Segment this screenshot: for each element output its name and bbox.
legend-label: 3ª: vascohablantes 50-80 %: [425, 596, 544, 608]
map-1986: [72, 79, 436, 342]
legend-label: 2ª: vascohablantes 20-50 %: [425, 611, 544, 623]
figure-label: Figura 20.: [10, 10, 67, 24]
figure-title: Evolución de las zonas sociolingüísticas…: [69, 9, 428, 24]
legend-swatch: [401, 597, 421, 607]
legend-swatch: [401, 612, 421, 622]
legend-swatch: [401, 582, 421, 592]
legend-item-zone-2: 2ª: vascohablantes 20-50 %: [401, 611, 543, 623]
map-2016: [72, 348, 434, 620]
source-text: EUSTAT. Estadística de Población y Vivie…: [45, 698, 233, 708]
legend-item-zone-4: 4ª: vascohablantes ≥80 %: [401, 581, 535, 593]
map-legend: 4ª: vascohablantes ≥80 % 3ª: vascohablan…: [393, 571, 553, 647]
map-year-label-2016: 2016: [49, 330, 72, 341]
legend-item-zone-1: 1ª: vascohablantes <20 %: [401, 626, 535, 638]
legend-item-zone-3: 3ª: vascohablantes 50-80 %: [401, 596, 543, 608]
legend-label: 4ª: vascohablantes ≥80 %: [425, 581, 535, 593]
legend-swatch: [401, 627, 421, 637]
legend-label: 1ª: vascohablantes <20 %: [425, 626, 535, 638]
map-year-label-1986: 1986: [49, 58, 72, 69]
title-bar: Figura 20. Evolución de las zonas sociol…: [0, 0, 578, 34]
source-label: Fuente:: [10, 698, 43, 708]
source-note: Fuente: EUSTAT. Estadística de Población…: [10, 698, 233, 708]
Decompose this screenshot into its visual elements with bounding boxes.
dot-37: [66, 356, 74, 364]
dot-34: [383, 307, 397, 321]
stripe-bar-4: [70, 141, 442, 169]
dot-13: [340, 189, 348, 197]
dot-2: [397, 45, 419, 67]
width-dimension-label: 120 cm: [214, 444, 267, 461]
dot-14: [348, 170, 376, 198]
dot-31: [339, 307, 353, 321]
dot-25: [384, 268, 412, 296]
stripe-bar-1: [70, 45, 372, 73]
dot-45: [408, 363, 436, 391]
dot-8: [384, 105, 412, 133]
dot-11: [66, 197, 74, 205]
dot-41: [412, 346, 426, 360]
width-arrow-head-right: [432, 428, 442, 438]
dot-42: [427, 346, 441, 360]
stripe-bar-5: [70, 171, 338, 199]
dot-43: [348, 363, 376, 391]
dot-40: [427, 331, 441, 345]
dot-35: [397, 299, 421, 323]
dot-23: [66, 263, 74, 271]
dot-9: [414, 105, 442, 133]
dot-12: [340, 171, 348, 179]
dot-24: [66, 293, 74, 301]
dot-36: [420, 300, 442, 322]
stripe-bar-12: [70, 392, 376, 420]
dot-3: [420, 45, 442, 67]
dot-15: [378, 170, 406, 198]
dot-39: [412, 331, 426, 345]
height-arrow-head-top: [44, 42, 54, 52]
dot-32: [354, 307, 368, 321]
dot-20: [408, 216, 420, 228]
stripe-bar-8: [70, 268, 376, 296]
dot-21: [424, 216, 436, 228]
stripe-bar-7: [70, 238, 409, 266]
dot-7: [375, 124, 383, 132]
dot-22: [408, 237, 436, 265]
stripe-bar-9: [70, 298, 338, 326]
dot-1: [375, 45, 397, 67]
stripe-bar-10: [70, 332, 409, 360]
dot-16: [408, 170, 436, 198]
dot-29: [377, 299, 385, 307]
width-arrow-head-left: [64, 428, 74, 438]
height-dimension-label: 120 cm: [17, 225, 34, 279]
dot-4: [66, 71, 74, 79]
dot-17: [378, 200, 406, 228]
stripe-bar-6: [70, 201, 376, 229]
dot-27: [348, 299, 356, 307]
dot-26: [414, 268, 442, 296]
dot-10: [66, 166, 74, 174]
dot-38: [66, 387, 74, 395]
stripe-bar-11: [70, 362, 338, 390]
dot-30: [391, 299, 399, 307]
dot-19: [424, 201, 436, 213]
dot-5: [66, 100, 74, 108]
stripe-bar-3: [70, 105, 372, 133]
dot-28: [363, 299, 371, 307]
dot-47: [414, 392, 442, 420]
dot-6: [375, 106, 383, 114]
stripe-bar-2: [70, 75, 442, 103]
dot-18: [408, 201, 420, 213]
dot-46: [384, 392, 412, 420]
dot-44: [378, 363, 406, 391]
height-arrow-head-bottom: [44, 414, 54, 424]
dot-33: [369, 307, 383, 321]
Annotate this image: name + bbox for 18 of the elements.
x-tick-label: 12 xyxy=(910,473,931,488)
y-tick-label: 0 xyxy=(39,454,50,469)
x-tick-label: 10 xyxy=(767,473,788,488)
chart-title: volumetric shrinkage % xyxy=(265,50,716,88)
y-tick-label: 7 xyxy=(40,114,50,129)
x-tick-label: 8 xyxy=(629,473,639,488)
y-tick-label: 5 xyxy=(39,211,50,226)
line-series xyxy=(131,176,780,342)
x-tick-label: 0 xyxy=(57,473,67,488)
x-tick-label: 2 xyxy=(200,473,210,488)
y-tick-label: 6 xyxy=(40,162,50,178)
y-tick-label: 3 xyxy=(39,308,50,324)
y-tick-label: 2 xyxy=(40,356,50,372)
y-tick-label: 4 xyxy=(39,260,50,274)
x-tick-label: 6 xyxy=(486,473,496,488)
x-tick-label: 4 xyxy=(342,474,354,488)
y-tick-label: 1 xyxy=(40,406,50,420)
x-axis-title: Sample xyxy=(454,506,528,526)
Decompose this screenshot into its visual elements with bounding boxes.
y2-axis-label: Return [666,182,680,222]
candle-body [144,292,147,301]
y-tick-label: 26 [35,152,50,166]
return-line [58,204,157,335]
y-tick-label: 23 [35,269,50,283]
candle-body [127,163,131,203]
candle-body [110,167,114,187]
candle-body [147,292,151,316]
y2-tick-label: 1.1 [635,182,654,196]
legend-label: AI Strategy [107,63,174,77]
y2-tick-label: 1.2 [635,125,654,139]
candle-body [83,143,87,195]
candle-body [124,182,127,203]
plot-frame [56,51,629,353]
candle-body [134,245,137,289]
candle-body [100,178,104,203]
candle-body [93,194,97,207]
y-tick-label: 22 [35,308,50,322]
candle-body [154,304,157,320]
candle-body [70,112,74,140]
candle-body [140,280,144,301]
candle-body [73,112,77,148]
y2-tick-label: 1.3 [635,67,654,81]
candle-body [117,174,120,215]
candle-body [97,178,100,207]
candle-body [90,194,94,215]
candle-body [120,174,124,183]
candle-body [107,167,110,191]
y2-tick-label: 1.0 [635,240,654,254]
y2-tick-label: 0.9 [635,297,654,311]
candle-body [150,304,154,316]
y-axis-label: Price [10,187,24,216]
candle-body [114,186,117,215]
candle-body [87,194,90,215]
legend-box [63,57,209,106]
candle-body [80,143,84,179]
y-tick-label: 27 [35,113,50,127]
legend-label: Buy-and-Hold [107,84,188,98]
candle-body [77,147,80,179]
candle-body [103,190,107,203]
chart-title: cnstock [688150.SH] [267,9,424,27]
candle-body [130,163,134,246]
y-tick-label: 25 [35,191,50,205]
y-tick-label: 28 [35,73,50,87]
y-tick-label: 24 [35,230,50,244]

|---|

* WHAT TO WORK ON *
Swap "candle-body" for "candlestick body" everywhere it appears in all of the records above, and reproduce every line with nothing else altered.

* SOLUTION FOR THIS PROBLEM *
Segment this screenshot: for each element output its name and bbox.
legend-label: 3ª: vascohablantes 50-80 %: [425, 596, 544, 608]
map-1986: [72, 79, 436, 342]
legend-label: 2ª: vascohablantes 20-50 %: [425, 611, 544, 623]
figure-label: Figura 20.: [10, 10, 67, 24]
figure-title: Evolución de las zonas sociolingüísticas…: [69, 9, 428, 24]
legend-swatch: [401, 597, 421, 607]
legend-swatch: [401, 612, 421, 622]
legend-swatch: [401, 582, 421, 592]
legend-item-zone-2: 2ª: vascohablantes 20-50 %: [401, 611, 543, 623]
map-2016: [72, 348, 434, 620]
source-text: EUSTAT. Estadística de Población y Vivie…: [45, 698, 233, 708]
legend-item-zone-4: 4ª: vascohablantes ≥80 %: [401, 581, 535, 593]
map-legend: 4ª: vascohablantes ≥80 % 3ª: vascohablan…: [393, 571, 553, 647]
map-year-label-2016: 2016: [49, 330, 72, 341]
legend-item-zone-1: 1ª: vascohablantes <20 %: [401, 626, 535, 638]
legend-item-zone-3: 3ª: vascohablantes 50-80 %: [401, 596, 543, 608]
legend-label: 4ª: vascohablantes ≥80 %: [425, 581, 535, 593]
legend-swatch: [401, 627, 421, 637]
legend-label: 1ª: vascohablantes <20 %: [425, 626, 535, 638]
map-year-label-1986: 1986: [49, 58, 72, 69]
title-bar: Figura 20. Evolución de las zonas sociol…: [0, 0, 578, 34]
source-label: Fuente:: [10, 698, 43, 708]
source-note: Fuente: EUSTAT. Estadística de Población…: [10, 698, 233, 708]
Decompose this screenshot into its visual elements with bounding boxes.
dot-37: [66, 356, 74, 364]
dot-34: [383, 307, 397, 321]
stripe-bar-4: [70, 141, 442, 169]
dot-13: [340, 189, 348, 197]
dot-2: [397, 45, 419, 67]
width-dimension-label: 120 cm: [214, 444, 267, 461]
dot-14: [348, 170, 376, 198]
dot-31: [339, 307, 353, 321]
dot-25: [384, 268, 412, 296]
stripe-bar-1: [70, 45, 372, 73]
dot-45: [408, 363, 436, 391]
dot-8: [384, 105, 412, 133]
dot-11: [66, 197, 74, 205]
dot-41: [412, 346, 426, 360]
width-arrow-head-right: [432, 428, 442, 438]
dot-42: [427, 346, 441, 360]
stripe-bar-5: [70, 171, 338, 199]
dot-43: [348, 363, 376, 391]
dot-40: [427, 331, 441, 345]
dot-35: [397, 299, 421, 323]
dot-23: [66, 263, 74, 271]
dot-9: [414, 105, 442, 133]
dot-12: [340, 171, 348, 179]
dot-24: [66, 293, 74, 301]
dot-36: [420, 300, 442, 322]
stripe-bar-12: [70, 392, 376, 420]
dot-3: [420, 45, 442, 67]
dot-15: [378, 170, 406, 198]
dot-39: [412, 331, 426, 345]
height-arrow-head-top: [44, 42, 54, 52]
dot-32: [354, 307, 368, 321]
dot-20: [408, 216, 420, 228]
stripe-bar-8: [70, 268, 376, 296]
dot-21: [424, 216, 436, 228]
stripe-bar-7: [70, 238, 409, 266]
dot-7: [375, 124, 383, 132]
dot-22: [408, 237, 436, 265]
stripe-bar-9: [70, 298, 338, 326]
dot-1: [375, 45, 397, 67]
stripe-bar-10: [70, 332, 409, 360]
dot-16: [408, 170, 436, 198]
dot-29: [377, 299, 385, 307]
width-arrow-head-left: [64, 428, 74, 438]
height-dimension-label: 120 cm: [17, 225, 34, 279]
dot-4: [66, 71, 74, 79]
dot-17: [378, 200, 406, 228]
stripe-bar-6: [70, 201, 376, 229]
dot-27: [348, 299, 356, 307]
dot-26: [414, 268, 442, 296]
dot-10: [66, 166, 74, 174]
dot-38: [66, 387, 74, 395]
stripe-bar-11: [70, 362, 338, 390]
dot-30: [391, 299, 399, 307]
dot-19: [424, 201, 436, 213]
dot-5: [66, 100, 74, 108]
stripe-bar-3: [70, 105, 372, 133]
dot-28: [363, 299, 371, 307]
dot-47: [414, 392, 442, 420]
dot-6: [375, 106, 383, 114]
stripe-bar-2: [70, 75, 442, 103]
dot-18: [408, 201, 420, 213]
dot-46: [384, 392, 412, 420]
dot-44: [378, 363, 406, 391]
height-arrow-head-bottom: [44, 414, 54, 424]
dot-33: [369, 307, 383, 321]
Annotate this image: name + bbox for 18 of the elements.
x-tick-label: 12 xyxy=(910,473,931,488)
y-tick-label: 0 xyxy=(39,454,50,469)
x-tick-label: 10 xyxy=(767,473,788,488)
chart-title: volumetric shrinkage % xyxy=(265,50,716,88)
y-tick-label: 7 xyxy=(40,114,50,129)
x-tick-label: 8 xyxy=(629,473,639,488)
y-tick-label: 5 xyxy=(39,211,50,226)
line-series xyxy=(131,176,780,342)
x-tick-label: 0 xyxy=(57,473,67,488)
x-tick-label: 2 xyxy=(200,473,210,488)
y-tick-label: 6 xyxy=(40,162,50,178)
y-tick-label: 3 xyxy=(39,308,50,324)
y-tick-label: 2 xyxy=(40,356,50,372)
y-tick-label: 4 xyxy=(39,260,50,274)
x-tick-label: 6 xyxy=(486,473,496,488)
x-tick-label: 4 xyxy=(342,474,354,488)
y-tick-label: 1 xyxy=(40,406,50,420)
x-axis-title: Sample xyxy=(454,506,528,526)
Decompose this screenshot into its visual elements with bounding boxes.
y2-axis-label: Return [666,182,680,222]
candlestick body [144,292,147,301]
y-tick-label: 26 [35,152,50,166]
return-line [58,204,157,335]
y-tick-label: 23 [35,269,50,283]
candlestick body [127,163,131,203]
candlestick body [110,167,114,187]
candlestick body [147,292,151,316]
y2-tick-label: 1.1 [635,182,654,196]
legend-label: AI Strategy [107,63,174,77]
y2-tick-label: 1.2 [635,125,654,139]
candlestick body [83,143,87,195]
candlestick body [124,182,127,203]
plot-frame [56,51,629,353]
candlestick body [134,245,137,289]
candlestick body [100,178,104,203]
candlestick body [93,194,97,207]
y-tick-label: 22 [35,308,50,322]
candlestick body [154,304,157,320]
candlestick body [70,112,74,140]
candlestick body [140,280,144,301]
candlestick body [73,112,77,148]
y2-tick-label: 1.3 [635,67,654,81]
candlestick body [117,174,120,215]
candlestick body [97,178,100,207]
candlestick body [90,194,94,215]
candlestick body [120,174,124,183]
candlestick body [107,167,110,191]
y2-tick-label: 1.0 [635,240,654,254]
y2-tick-label: 0.9 [635,297,654,311]
candlestick body [150,304,154,316]
y-axis-label: Price [10,187,24,216]
candlestick body [114,186,117,215]
candlestick body [87,194,90,215]
legend-box [63,57,209,106]
candlestick body [80,143,84,179]
y-tick-label: 27 [35,113,50,127]
legend-label: Buy-and-Hold [107,84,188,98]
candlestick body [77,147,80,179]
candlestick body [103,190,107,203]
chart-title: cnstock [688150.SH] [267,9,424,27]
candlestick body [130,163,134,246]
y-tick-label: 25 [35,191,50,205]
y-tick-label: 28 [35,73,50,87]
y-tick-label: 24 [35,230,50,244]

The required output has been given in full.